▸ THE TASK: From the material below, list every line containing "Name".

▸ EXERCISE DATA:
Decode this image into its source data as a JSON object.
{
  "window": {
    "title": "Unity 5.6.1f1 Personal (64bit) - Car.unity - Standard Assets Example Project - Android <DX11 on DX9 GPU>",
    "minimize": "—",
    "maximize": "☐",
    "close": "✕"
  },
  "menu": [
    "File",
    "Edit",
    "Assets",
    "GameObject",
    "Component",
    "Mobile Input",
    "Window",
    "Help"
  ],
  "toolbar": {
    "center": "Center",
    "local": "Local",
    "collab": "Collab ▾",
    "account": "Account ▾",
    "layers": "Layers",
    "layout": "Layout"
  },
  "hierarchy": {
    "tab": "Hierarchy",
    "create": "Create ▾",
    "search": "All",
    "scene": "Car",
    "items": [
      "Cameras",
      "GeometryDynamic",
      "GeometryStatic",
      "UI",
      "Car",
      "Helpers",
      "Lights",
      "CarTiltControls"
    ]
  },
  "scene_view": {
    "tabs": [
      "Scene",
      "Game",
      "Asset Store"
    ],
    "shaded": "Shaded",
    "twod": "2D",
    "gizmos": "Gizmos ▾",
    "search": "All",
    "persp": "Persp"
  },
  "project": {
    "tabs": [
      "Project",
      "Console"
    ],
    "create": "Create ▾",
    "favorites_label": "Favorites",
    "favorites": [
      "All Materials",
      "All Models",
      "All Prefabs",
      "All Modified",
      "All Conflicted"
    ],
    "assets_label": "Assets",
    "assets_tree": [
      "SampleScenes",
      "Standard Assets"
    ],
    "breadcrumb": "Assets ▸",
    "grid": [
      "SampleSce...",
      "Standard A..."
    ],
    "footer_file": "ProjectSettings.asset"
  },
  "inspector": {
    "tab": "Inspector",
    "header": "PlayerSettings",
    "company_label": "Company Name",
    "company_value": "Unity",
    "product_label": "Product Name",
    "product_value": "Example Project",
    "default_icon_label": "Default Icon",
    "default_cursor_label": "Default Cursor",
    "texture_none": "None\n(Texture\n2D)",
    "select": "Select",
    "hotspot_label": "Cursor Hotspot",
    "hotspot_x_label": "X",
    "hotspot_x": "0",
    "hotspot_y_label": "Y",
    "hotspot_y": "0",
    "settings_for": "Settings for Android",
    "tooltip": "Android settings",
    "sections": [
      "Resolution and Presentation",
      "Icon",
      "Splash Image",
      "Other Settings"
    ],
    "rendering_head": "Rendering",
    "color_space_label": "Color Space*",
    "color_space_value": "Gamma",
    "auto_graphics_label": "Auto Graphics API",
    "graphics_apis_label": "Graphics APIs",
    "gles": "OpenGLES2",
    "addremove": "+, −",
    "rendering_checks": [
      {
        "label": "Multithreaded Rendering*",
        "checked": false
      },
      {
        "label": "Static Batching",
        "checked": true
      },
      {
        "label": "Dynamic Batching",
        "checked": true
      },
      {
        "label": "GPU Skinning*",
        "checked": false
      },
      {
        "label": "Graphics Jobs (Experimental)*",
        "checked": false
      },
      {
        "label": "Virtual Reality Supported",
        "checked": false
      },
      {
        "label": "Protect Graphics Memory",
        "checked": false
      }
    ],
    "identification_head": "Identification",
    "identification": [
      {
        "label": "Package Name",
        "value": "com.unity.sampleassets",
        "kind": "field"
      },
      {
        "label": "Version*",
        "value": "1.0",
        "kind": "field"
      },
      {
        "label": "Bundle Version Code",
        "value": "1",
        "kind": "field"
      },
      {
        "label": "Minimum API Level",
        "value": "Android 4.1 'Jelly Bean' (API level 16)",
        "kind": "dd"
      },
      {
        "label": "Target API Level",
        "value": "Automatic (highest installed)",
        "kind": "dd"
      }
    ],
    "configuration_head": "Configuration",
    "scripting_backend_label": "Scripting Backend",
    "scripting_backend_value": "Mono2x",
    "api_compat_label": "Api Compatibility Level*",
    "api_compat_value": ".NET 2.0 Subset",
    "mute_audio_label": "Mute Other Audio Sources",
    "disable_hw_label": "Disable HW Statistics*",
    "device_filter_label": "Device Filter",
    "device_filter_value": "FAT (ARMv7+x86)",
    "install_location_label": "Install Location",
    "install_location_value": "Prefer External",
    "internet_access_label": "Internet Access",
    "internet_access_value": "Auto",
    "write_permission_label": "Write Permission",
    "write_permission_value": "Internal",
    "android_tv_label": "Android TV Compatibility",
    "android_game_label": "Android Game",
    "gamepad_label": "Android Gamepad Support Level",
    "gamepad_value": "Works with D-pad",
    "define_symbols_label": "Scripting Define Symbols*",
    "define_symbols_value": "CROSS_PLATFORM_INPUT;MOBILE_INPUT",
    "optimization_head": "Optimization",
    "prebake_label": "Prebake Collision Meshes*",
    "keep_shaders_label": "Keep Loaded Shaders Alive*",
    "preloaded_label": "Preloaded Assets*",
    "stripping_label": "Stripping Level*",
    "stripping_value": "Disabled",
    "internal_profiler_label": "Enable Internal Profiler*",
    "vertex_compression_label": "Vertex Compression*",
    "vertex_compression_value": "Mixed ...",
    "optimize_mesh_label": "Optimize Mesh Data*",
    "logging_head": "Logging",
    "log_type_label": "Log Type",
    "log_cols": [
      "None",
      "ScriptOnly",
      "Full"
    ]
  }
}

▸ ANSWER TO THIS TASK:
    "company_label": "Company Name",
    "product_label": "Product Name",
        "label": "Package Name",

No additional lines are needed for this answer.